- INPUT FOR THIS TASK -
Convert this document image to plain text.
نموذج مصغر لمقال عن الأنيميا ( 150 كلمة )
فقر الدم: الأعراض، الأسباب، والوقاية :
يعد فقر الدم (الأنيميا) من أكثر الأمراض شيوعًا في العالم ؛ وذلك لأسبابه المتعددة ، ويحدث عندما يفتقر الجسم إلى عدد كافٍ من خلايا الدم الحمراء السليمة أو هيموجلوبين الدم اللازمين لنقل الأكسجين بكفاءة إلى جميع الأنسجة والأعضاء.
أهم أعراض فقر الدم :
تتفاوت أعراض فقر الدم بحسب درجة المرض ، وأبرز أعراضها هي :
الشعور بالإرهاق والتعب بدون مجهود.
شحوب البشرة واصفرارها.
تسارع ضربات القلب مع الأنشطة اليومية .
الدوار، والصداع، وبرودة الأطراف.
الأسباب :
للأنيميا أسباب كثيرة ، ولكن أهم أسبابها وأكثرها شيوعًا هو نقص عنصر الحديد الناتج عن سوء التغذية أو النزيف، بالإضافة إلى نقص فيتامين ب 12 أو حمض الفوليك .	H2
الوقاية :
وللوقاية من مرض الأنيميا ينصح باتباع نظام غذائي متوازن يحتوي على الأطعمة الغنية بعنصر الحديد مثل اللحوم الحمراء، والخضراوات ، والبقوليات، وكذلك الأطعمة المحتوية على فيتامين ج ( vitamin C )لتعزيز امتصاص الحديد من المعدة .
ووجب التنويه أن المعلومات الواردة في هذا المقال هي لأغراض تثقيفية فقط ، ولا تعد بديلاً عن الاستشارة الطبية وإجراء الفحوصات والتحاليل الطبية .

- WORK TO DO -
Which lines contain the word "الأسباب"? Copy each of them.

- COMPLETED EXERCISE -
فقر الدم: الأعراض، الأسباب، والوقاية :
الأسباب :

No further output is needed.